START Material provided

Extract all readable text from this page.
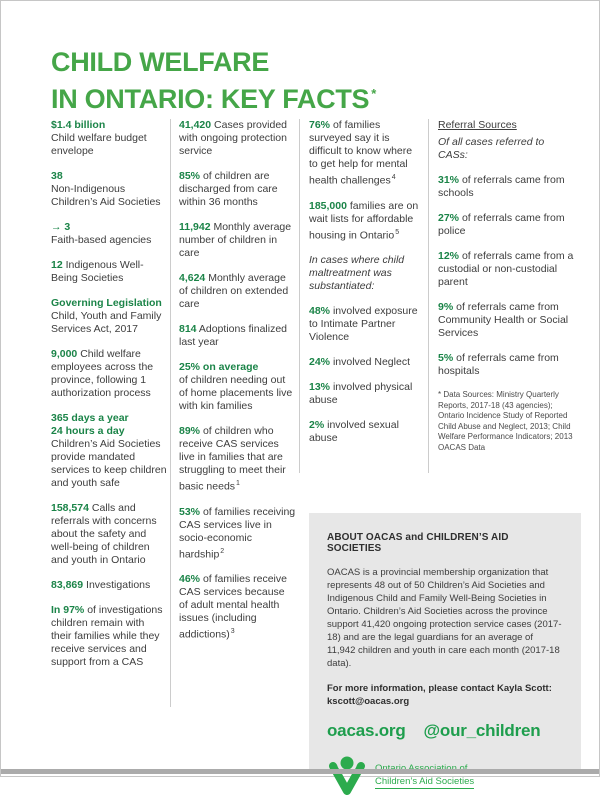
CHILD WELFARE
IN ONTARIO: KEY FACTS *

$1.4 billion
Child welfare budget envelope

38
Non-Indigenous Children’s Aid Societies

→ 3
Faith-based agencies

12 Indigenous Well-Being Societies

Governing Legislation
Child, Youth and Family Services Act, 2017

9,000 Child welfare employees across the province, following 1 authorization process

365 days a year
24 hours a day
Children’s Aid Societies provide mandated services to keep children and youth safe

158,574 Calls and referrals with concerns about the safety and well-being of children and youth in Ontario

83,869 Investigations

In 97% of investigations children remain with their families while they receive services and support from a CAS

41,420 Cases provided with ongoing protection service

85% of children are discharged from care within 36 months

11,942 Monthly average number of children in care

4,624 Monthly average of children on extended care

814 Adoptions finalized last year

25% on average
of children needing out of home placements live with kin families

89% of children who receive CAS services live in families that are struggling to meet their basic needs$^1$

53% of families receiving CAS services live in socio-economic hardship$^2$

46% of families receive CAS services because of adult mental health issues (including addictions)$^3$

76% of families surveyed say it is difficult to know where to get help for mental health challenges$^4$

185,000 families are on wait lists for affordable housing in Ontario$^5$

In cases where child maltreatment was substantiated:

48% involved exposure to Intimate Partner Violence

24% involved Neglect

13% involved physical abuse

2% involved sexual abuse

Referral Sources

Of all cases referred to CASs:

31% of referrals came from schools

27% of referrals came from police

12% of referrals came from a custodial or non-custodial parent

9% of referrals came from Community Health or Social Services

5% of referrals came from hospitals

* Data Sources: Ministry Quarterly Reports, 2017-18 (43 agencies); Ontario Incidence Study of Reported Child Abuse and Neglect, 2013; Child Welfare Performance Indicators; 2013 OACAS Data

ABOUT OACAS and CHILDREN’S AID SOCIETIES

OACAS is a provincial membership organization that represents 48 out of 50 Children’s Aid Societies and Indigenous Child and Family Well-Being Societies in Ontario. Children’s Aid Societies across the province support 41,420 ongoing protection service cases (2017-18) and are the legal guardians for an average of 11,942 children and youth in care each month (2017-18 data).

For more information, please contact Kayla Scott:
kscott@oacas.org

oacas.org @our_children

Children’s Aid Societies
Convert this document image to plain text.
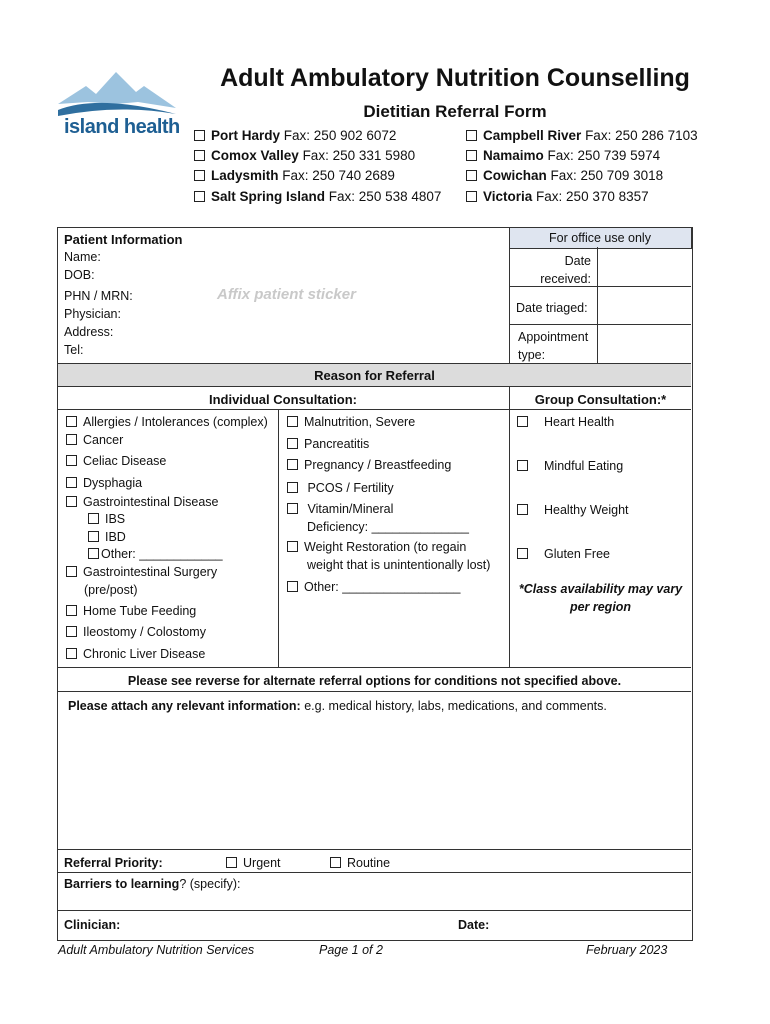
island health
Adult Ambulatory Nutrition Counselling
Dietitian Referral Form
Port Hardy Fax: 250 902 6072
Comox Valley Fax: 250 331 5980
Ladysmith Fax: 250 740 2689
Salt Spring Island Fax: 250 538 4807
Campbell River Fax: 250 286 7103
Namaimo Fax: 250 739 5974
Cowichan Fax: 250 709 3018
Victoria Fax: 250 370 8357
Patient Information
Name:
DOB:
PHN / MRN:
Physician:
Address:
Tel:
Affix patient sticker
For office use only
Date
received:
Date triaged:
Appointment
type:
Reason for Referral
Individual Consultation:	Group Consultation:*
Allergies / Intolerances (complex)
Cancer
Celiac Disease
Dysphagia
Gastrointestinal Disease
IBS
IBD
Other: ____________
Gastrointestinal Surgery
(pre/post)
Home Tube Feeding
Ileostomy / Colostomy
Chronic Liver Disease
Malnutrition, Severe
Pancreatitis
Pregnancy / Breastfeeding
PCOS / Fertility
Vitamin/Mineral
Deficiency: ______________
Weight Restoration (to regain
weight that is unintentionally lost)
Other: _________________
Heart Health
Mindful Eating
Healthy Weight
Gluten Free
*Class availability may vary
per region
Please see reverse for alternate referral options for conditions not specified above.
Please attach any relevant information: e.g. medical history, labs, medications, and comments.
Referral Priority:	Urgent	Routine
Barriers to learning? (specify):
Clinician:	Date:
Adult Ambulatory Nutrition Services	Page 1 of 2	February 2023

END Material provided

[Exercise goal]: Reproduce each entry verbatim, excluding any embedded images.

[Result below]:
Extract all readable text from this page.
CHILD WELFARE
IN ONTARIO: KEY FACTS *

$1.4 billion
Child welfare budget envelope

38
Non-Indigenous Children’s Aid Societies

→ 3
Faith-based agencies

12 Indigenous Well-Being Societies

Governing Legislation
Child, Youth and Family Services Act, 2017

9,000 Child welfare employees across the province, following 1 authorization process

365 days a year
24 hours a day
Children’s Aid Societies provide mandated services to keep children and youth safe

158,574 Calls and referrals with concerns about the safety and well-being of children and youth in Ontario

83,869 Investigations

In 97% of investigations children remain with their families while they receive services and support from a CAS

41,420 Cases provided with ongoing protection service

85% of children are discharged from care within 36 months

11,942 Monthly average number of children in care

4,624 Monthly average of children on extended care

814 Adoptions finalized last year

25% on average
of children needing out of home placements live with kin families

89% of children who receive CAS services live in families that are struggling to meet their basic needs$^1$

53% of families receiving CAS services live in socio-economic hardship$^2$

46% of families receive CAS services because of adult mental health issues (including addictions)$^3$

76% of families surveyed say it is difficult to know where to get help for mental health challenges$^4$

185,000 families are on wait lists for affordable housing in Ontario$^5$

In cases where child maltreatment was substantiated:

48% involved exposure to Intimate Partner Violence

24% involved Neglect

13% involved physical abuse

2% involved sexual abuse

Referral Sources

Of all cases referred to CASs:

31% of referrals came from schools

27% of referrals came from police

12% of referrals came from a custodial or non-custodial parent

9% of referrals came from Community Health or Social Services

5% of referrals came from hospitals

* Data Sources: Ministry Quarterly Reports, 2017-18 (43 agencies); Ontario Incidence Study of Reported Child Abuse and Neglect, 2013; Child Welfare Performance Indicators; 2013 OACAS Data

ABOUT OACAS and CHILDREN’S AID SOCIETIES

OACAS is a provincial membership organization that represents 48 out of 50 Children’s Aid Societies and Indigenous Child and Family Well-Being Societies in Ontario. Children’s Aid Societies across the province support 41,420 ongoing protection service cases (2017-18) and are the legal guardians for an average of 11,942 children and youth in care each month (2017-18 data).

For more information, please contact Kayla Scott:
kscott@oacas.org

oacas.org @our_children

Children’s Aid Societies
Convert this document image to plain text.
island health
Adult Ambulatory Nutrition Counselling
Dietitian Referral Form
Port Hardy Fax: 250 902 6072
Comox Valley Fax: 250 331 5980
Ladysmith Fax: 250 740 2689
Salt Spring Island Fax: 250 538 4807
Campbell River Fax: 250 286 7103
Namaimo Fax: 250 739 5974
Cowichan Fax: 250 709 3018
Victoria Fax: 250 370 8357
Patient Information
Name:
DOB:
PHN / MRN:
Physician:
Address:
Tel:
Affix patient sticker
For office use only
Date
received:
Date triaged:
Appointment
type:
Reason for Referral
Individual Consultation:	Group Consultation:*
Allergies / Intolerances (complex)
Cancer
Celiac Disease
Dysphagia
Gastrointestinal Disease
IBS
IBD
Other: ____________
Gastrointestinal Surgery
(pre/post)
Home Tube Feeding
Ileostomy / Colostomy
Chronic Liver Disease
Malnutrition, Severe
Pancreatitis
Pregnancy / Breastfeeding
PCOS / Fertility
Vitamin/Mineral
Deficiency: ______________
Weight Restoration (to regain
weight that is unintentionally lost)
Other: _________________
Heart Health
Mindful Eating
Healthy Weight
Gluten Free
*Class availability may vary
per region
Please see reverse for alternate referral options for conditions not specified above.
Please attach any relevant information: e.g. medical history, labs, medications, and comments.
Referral Priority:	Urgent	Routine
Barriers to learning? (specify):
Clinician:	Date:
Adult Ambulatory Nutrition Services	Page 1 of 2	February 2023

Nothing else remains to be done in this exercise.